──────── Records for this exercise
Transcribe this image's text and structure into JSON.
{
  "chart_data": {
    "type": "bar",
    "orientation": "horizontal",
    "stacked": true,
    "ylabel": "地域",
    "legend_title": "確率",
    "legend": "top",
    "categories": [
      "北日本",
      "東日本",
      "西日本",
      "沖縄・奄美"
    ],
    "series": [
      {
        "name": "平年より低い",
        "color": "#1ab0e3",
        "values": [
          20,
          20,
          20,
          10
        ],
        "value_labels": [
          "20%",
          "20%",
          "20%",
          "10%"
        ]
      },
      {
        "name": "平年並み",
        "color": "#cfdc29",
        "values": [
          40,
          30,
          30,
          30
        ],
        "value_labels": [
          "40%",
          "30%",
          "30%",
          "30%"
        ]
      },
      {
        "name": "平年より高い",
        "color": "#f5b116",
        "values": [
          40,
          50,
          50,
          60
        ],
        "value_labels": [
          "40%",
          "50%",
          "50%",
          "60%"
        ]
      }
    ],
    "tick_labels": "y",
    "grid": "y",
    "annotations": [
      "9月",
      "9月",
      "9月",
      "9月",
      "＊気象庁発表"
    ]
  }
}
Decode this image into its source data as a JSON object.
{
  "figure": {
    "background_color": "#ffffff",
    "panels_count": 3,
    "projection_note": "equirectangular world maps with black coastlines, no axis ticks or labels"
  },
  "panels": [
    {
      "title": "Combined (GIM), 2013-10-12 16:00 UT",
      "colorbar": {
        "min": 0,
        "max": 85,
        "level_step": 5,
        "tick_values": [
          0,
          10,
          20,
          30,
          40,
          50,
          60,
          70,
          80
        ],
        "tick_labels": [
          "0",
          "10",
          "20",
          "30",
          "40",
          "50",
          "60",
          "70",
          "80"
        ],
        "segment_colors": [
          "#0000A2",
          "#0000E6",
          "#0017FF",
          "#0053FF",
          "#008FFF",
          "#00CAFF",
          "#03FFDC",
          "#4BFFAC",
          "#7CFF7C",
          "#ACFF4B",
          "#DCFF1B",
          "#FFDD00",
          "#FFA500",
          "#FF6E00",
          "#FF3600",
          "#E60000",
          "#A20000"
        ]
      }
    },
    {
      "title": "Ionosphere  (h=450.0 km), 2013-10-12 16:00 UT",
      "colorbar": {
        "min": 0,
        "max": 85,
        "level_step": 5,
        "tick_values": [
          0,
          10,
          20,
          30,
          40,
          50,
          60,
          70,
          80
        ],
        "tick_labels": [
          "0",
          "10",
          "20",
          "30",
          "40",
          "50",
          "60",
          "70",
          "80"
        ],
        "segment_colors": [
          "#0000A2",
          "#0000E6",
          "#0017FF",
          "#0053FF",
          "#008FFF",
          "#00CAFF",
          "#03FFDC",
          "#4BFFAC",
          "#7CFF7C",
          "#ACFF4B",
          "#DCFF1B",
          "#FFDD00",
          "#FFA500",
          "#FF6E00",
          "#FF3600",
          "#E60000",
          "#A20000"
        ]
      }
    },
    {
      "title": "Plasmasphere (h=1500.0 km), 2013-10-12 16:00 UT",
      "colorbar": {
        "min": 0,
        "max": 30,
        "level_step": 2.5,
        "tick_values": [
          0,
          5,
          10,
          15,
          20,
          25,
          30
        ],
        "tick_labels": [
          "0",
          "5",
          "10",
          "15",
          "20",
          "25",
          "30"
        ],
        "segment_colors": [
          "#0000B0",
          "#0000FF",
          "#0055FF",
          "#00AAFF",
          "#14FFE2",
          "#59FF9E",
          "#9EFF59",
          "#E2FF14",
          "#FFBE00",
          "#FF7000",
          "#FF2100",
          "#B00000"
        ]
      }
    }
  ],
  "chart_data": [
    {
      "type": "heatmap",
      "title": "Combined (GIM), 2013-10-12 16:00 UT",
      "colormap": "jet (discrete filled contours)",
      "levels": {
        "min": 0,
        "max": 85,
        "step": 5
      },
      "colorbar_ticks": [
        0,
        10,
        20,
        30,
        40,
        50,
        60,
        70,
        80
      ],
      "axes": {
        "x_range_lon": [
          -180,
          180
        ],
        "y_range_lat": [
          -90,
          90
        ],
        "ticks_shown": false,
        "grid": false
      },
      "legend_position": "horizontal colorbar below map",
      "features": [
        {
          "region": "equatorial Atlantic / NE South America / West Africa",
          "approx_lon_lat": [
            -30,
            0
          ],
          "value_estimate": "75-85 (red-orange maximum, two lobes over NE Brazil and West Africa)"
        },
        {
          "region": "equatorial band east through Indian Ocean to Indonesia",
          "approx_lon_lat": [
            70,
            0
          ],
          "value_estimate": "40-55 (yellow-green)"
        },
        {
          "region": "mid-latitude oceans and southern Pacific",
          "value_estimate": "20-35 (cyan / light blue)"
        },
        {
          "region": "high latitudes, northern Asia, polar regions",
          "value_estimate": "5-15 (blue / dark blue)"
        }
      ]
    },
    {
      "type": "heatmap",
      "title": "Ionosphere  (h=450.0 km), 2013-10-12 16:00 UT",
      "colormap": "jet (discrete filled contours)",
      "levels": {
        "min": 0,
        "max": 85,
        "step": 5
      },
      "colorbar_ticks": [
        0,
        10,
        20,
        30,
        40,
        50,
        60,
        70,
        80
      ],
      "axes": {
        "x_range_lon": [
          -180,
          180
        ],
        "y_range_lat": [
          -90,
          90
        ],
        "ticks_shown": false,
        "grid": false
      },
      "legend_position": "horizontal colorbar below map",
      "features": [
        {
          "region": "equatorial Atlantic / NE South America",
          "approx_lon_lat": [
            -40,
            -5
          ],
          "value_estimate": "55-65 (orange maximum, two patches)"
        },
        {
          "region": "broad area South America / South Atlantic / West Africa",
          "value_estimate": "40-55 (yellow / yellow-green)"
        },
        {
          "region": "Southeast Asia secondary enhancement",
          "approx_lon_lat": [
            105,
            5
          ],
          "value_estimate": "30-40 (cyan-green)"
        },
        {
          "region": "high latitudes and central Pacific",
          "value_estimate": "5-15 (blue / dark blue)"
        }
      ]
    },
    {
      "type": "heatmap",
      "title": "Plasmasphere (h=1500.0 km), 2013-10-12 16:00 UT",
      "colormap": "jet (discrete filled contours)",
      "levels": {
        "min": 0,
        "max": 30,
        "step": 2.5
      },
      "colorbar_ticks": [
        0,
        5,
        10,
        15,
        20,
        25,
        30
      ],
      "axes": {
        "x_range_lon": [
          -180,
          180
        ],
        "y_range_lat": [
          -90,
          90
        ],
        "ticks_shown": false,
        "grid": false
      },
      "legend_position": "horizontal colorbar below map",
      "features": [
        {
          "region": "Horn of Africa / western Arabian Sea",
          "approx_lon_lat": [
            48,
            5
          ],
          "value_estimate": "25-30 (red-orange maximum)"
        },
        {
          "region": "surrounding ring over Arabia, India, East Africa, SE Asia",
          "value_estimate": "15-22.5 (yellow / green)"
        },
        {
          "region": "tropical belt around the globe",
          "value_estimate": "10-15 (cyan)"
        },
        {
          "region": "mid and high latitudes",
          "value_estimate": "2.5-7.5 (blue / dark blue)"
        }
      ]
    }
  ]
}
────────────────
Written exercise ->
From the records above, extract every entry exactly as given.

Solution ->
Transcribe this image's text and structure into JSON.
{
  "chart_data": {
    "type": "bar",
    "orientation": "horizontal",
    "stacked": true,
    "ylabel": "地域",
    "legend_title": "確率",
    "legend": "top",
    "categories": [
      "北日本",
      "東日本",
      "西日本",
      "沖縄・奄美"
    ],
    "series": [
      {
        "name": "平年より低い",
        "color": "#1ab0e3",
        "values": [
          20,
          20,
          20,
          10
        ],
        "value_labels": [
          "20%",
          "20%",
          "20%",
          "10%"
        ]
      },
      {
        "name": "平年並み",
        "color": "#cfdc29",
        "values": [
          40,
          30,
          30,
          30
        ],
        "value_labels": [
          "40%",
          "30%",
          "30%",
          "30%"
        ]
      },
      {
        "name": "平年より高い",
        "color": "#f5b116",
        "values": [
          40,
          50,
          50,
          60
        ],
        "value_labels": [
          "40%",
          "50%",
          "50%",
          "60%"
        ]
      }
    ],
    "tick_labels": "y",
    "grid": "y",
    "annotations": [
      "9月",
      "9月",
      "9月",
      "9月",
      "＊気象庁発表"
    ]
  }
}
Decode this image into its source data as a JSON object.
{
  "figure": {
    "background_color": "#ffffff",
    "panels_count": 3,
    "projection_note": "equirectangular world maps with black coastlines, no axis ticks or labels"
  },
  "panels": [
    {
      "title": "Combined (GIM), 2013-10-12 16:00 UT",
      "colorbar": {
        "min": 0,
        "max": 85,
        "level_step": 5,
        "tick_values": [
          0,
          10,
          20,
          30,
          40,
          50,
          60,
          70,
          80
        ],
        "tick_labels": [
          "0",
          "10",
          "20",
          "30",
          "40",
          "50",
          "60",
          "70",
          "80"
        ],
        "segment_colors": [
          "#0000A2",
          "#0000E6",
          "#0017FF",
          "#0053FF",
          "#008FFF",
          "#00CAFF",
          "#03FFDC",
          "#4BFFAC",
          "#7CFF7C",
          "#ACFF4B",
          "#DCFF1B",
          "#FFDD00",
          "#FFA500",
          "#FF6E00",
          "#FF3600",
          "#E60000",
          "#A20000"
        ]
      }
    },
    {
      "title": "Ionosphere  (h=450.0 km), 2013-10-12 16:00 UT",
      "colorbar": {
        "min": 0,
        "max": 85,
        "level_step": 5,
        "tick_values": [
          0,
          10,
          20,
          30,
          40,
          50,
          60,
          70,
          80
        ],
        "tick_labels": [
          "0",
          "10",
          "20",
          "30",
          "40",
          "50",
          "60",
          "70",
          "80"
        ],
        "segment_colors": [
          "#0000A2",
          "#0000E6",
          "#0017FF",
          "#0053FF",
          "#008FFF",
          "#00CAFF",
          "#03FFDC",
          "#4BFFAC",
          "#7CFF7C",
          "#ACFF4B",
          "#DCFF1B",
          "#FFDD00",
          "#FFA500",
          "#FF6E00",
          "#FF3600",
          "#E60000",
          "#A20000"
        ]
      }
    },
    {
      "title": "Plasmasphere (h=1500.0 km), 2013-10-12 16:00 UT",
      "colorbar": {
        "min": 0,
        "max": 30,
        "level_step": 2.5,
        "tick_values": [
          0,
          5,
          10,
          15,
          20,
          25,
          30
        ],
        "tick_labels": [
          "0",
          "5",
          "10",
          "15",
          "20",
          "25",
          "30"
        ],
        "segment_colors": [
          "#0000B0",
          "#0000FF",
          "#0055FF",
          "#00AAFF",
          "#14FFE2",
          "#59FF9E",
          "#9EFF59",
          "#E2FF14",
          "#FFBE00",
          "#FF7000",
          "#FF2100",
          "#B00000"
        ]
      }
    }
  ],
  "chart_data": [
    {
      "type": "heatmap",
      "title": "Combined (GIM), 2013-10-12 16:00 UT",
      "colormap": "jet (discrete filled contours)",
      "levels": {
        "min": 0,
        "max": 85,
        "step": 5
      },
      "colorbar_ticks": [
        0,
        10,
        20,
        30,
        40,
        50,
        60,
        70,
        80
      ],
      "axes": {
        "x_range_lon": [
          -180,
          180
        ],
        "y_range_lat": [
          -90,
          90
        ],
        "ticks_shown": false,
        "grid": false
      },
      "legend_position": "horizontal colorbar below map",
      "features": [
        {
          "region": "equatorial Atlantic / NE South America / West Africa",
          "approx_lon_lat": [
            -30,
            0
          ],
          "value_estimate": "75-85 (red-orange maximum, two lobes over NE Brazil and West Africa)"
        },
        {
          "region": "equatorial band east through Indian Ocean to Indonesia",
          "approx_lon_lat": [
            70,
            0
          ],
          "value_estimate": "40-55 (yellow-green)"
        },
        {
          "region": "mid-latitude oceans and southern Pacific",
          "value_estimate": "20-35 (cyan / light blue)"
        },
        {
          "region": "high latitudes, northern Asia, polar regions",
          "value_estimate": "5-15 (blue / dark blue)"
        }
      ]
    },
    {
      "type": "heatmap",
      "title": "Ionosphere  (h=450.0 km), 2013-10-12 16:00 UT",
      "colormap": "jet (discrete filled contours)",
      "levels": {
        "min": 0,
        "max": 85,
        "step": 5
      },
      "colorbar_ticks": [
        0,
        10,
        20,
        30,
        40,
        50,
        60,
        70,
        80
      ],
      "axes": {
        "x_range_lon": [
          -180,
          180
        ],
        "y_range_lat": [
          -90,
          90
        ],
        "ticks_shown": false,
        "grid": false
      },
      "legend_position": "horizontal colorbar below map",
      "features": [
        {
          "region": "equatorial Atlantic / NE South America",
          "approx_lon_lat": [
            -40,
            -5
          ],
          "value_estimate": "55-65 (orange maximum, two patches)"
        },
        {
          "region": "broad area South America / South Atlantic / West Africa",
          "value_estimate": "40-55 (yellow / yellow-green)"
        },
        {
          "region": "Southeast Asia secondary enhancement",
          "approx_lon_lat": [
            105,
            5
          ],
          "value_estimate": "30-40 (cyan-green)"
        },
        {
          "region": "high latitudes and central Pacific",
          "value_estimate": "5-15 (blue / dark blue)"
        }
      ]
    },
    {
      "type": "heatmap",
      "title": "Plasmasphere (h=1500.0 km), 2013-10-12 16:00 UT",
      "colormap": "jet (discrete filled contours)",
      "levels": {
        "min": 0,
        "max": 30,
        "step": 2.5
      },
      "colorbar_ticks": [
        0,
        5,
        10,
        15,
        20,
        25,
        30
      ],
      "axes": {
        "x_range_lon": [
          -180,
          180
        ],
        "y_range_lat": [
          -90,
          90
        ],
        "ticks_shown": false,
        "grid": false
      },
      "legend_position": "horizontal colorbar below map",
      "features": [
        {
          "region": "Horn of Africa / western Arabian Sea",
          "approx_lon_lat": [
            48,
            5
          ],
          "value_estimate": "25-30 (red-orange maximum)"
        },
        {
          "region": "surrounding ring over Arabia, India, East Africa, SE Asia",
          "value_estimate": "15-22.5 (yellow / green)"
        },
        {
          "region": "tropical belt around the globe",
          "value_estimate": "10-15 (cyan)"
        },
        {
          "region": "mid and high latitudes",
          "value_estimate": "2.5-7.5 (blue / dark blue)"
        }
      ]
    }
  ]
}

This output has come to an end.